Goal: Repeat every record below exactly, omitting any pictures.

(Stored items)
************

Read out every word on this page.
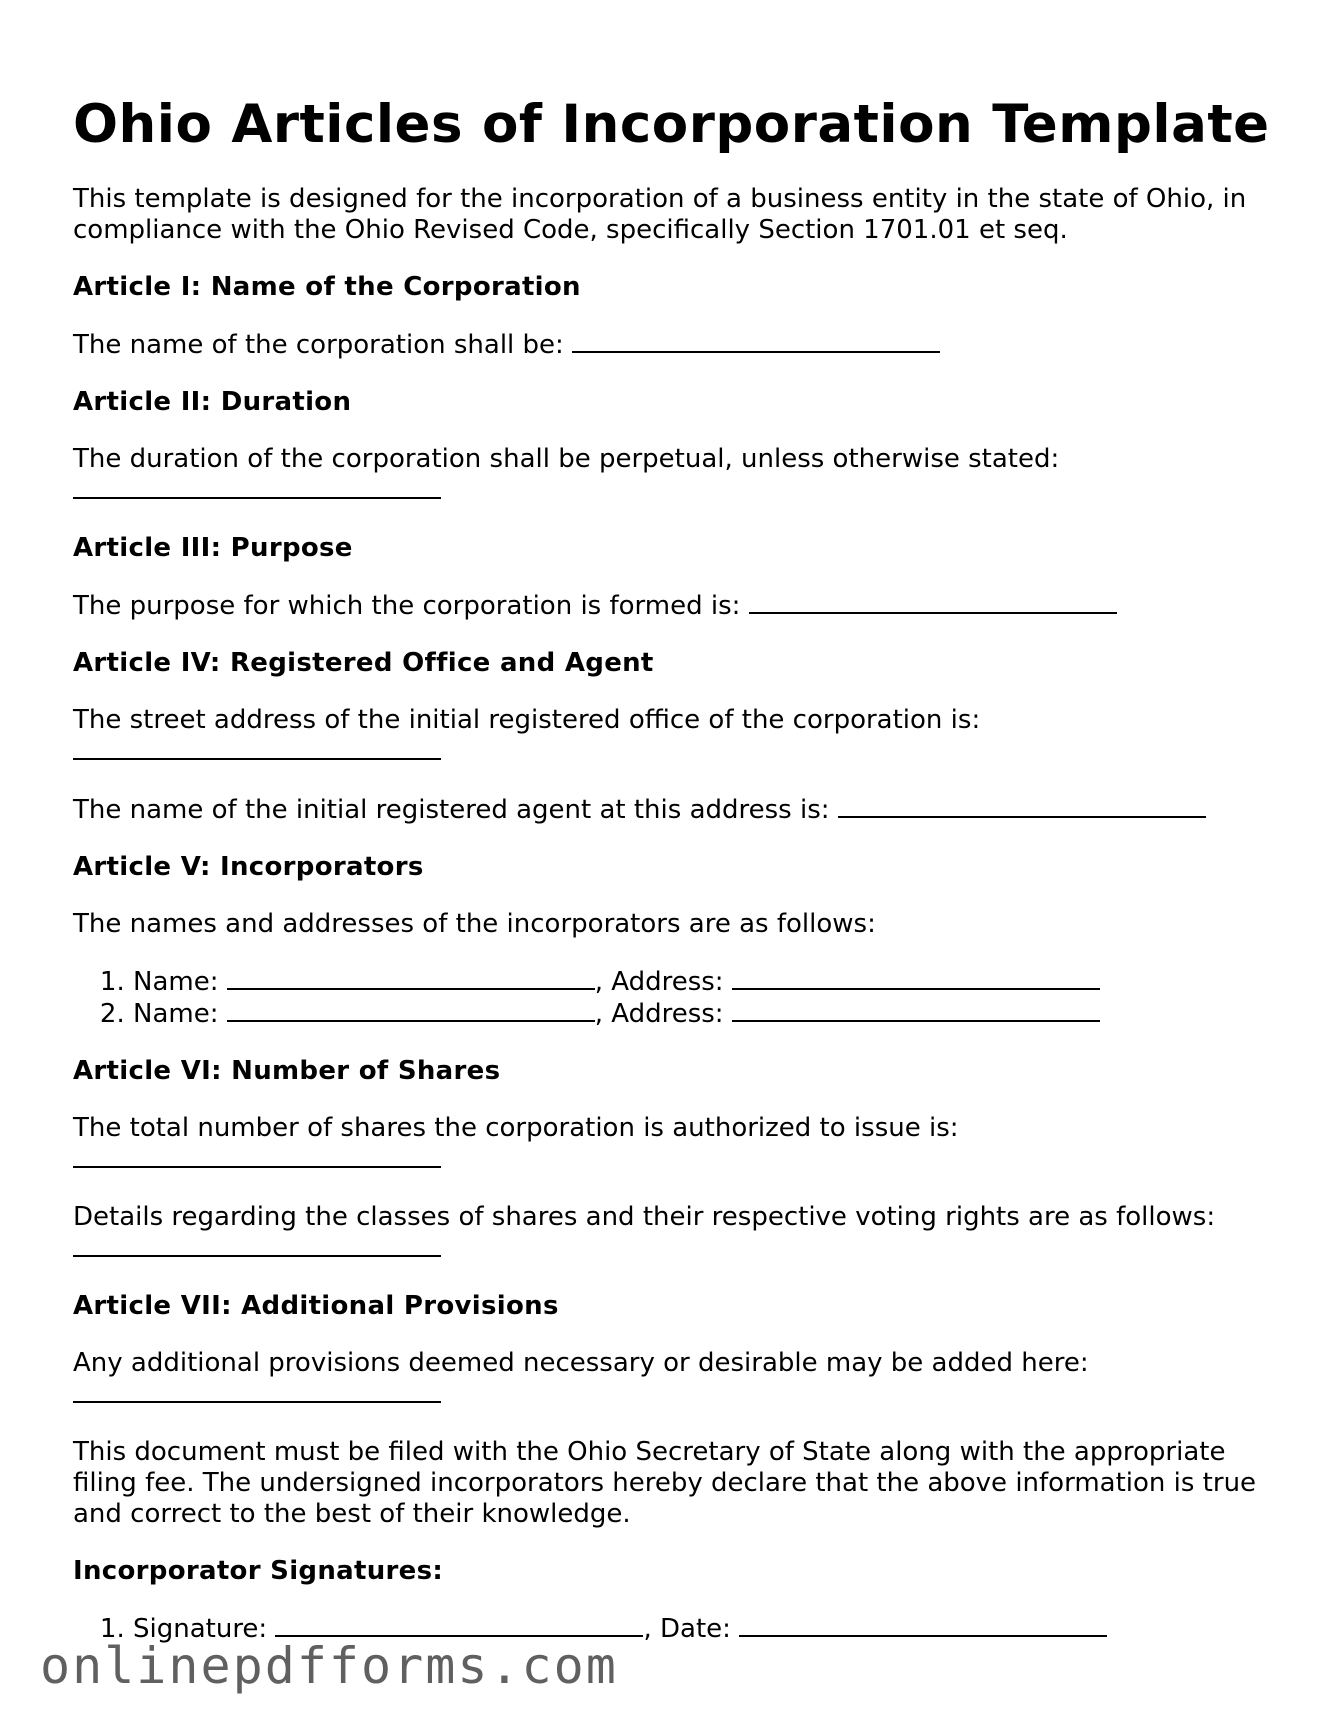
Ohio Articles of Incorporation Template

This template is designed for the incorporation of a business entity in the state of Ohio, in compliance with the Ohio Revised Code, specifically Section 1701.01 et seq.

Article I: Name of the Corporation

The name of the corporation shall be:

Article II: Duration

The duration of the corporation shall be perpetual, unless otherwise stated:

Article III: Purpose

The purpose for which the corporation is formed is:

Article IV: Registered Office and Agent

The street address of the initial registered office of the corporation is:

The name of the initial registered agent at this address is:

Article V: Incorporators

The names and addresses of the incorporators are as follows:

1. Name:	, Address:
2. Name:	, Address:
Article VI: Number of Shares

The total number of shares the corporation is authorized to issue is:

Details regarding the classes of shares and their respective voting rights are as follows:

Article VII: Additional Provisions

Any additional provisions deemed necessary or desirable may be added here:

This document must be filed with the Ohio Secretary of State along with the appropriate filing fee. The undersigned incorporators hereby declare that the above information is true and correct to the best of their knowledge.

Incorporator Signatures:
1. Signature:	, Date:
onlinepdfforms.com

************

Expected output:
Read out every word on this page.
Ohio Articles of Incorporation Template

This template is designed for the incorporation of a business entity in the state of Ohio, in compliance with the Ohio Revised Code, specifically Section 1701.01 et seq.

Article I: Name of the Corporation

The name of the corporation shall be:

Article II: Duration

The duration of the corporation shall be perpetual, unless otherwise stated:

Article III: Purpose

The purpose for which the corporation is formed is:

Article IV: Registered Office and Agent

The street address of the initial registered office of the corporation is:

The name of the initial registered agent at this address is:

Article V: Incorporators

The names and addresses of the incorporators are as follows:

1. Name:	, Address:
2. Name:	, Address:
Article VI: Number of Shares

The total number of shares the corporation is authorized to issue is:

Details regarding the classes of shares and their respective voting rights are as follows:

Article VII: Additional Provisions

Any additional provisions deemed necessary or desirable may be added here:

This document must be filed with the Ohio Secretary of State along with the appropriate filing fee. The undersigned incorporators hereby declare that the above information is true and correct to the best of their knowledge.

Incorporator Signatures:
1. Signature:	, Date:
onlinepdfforms.com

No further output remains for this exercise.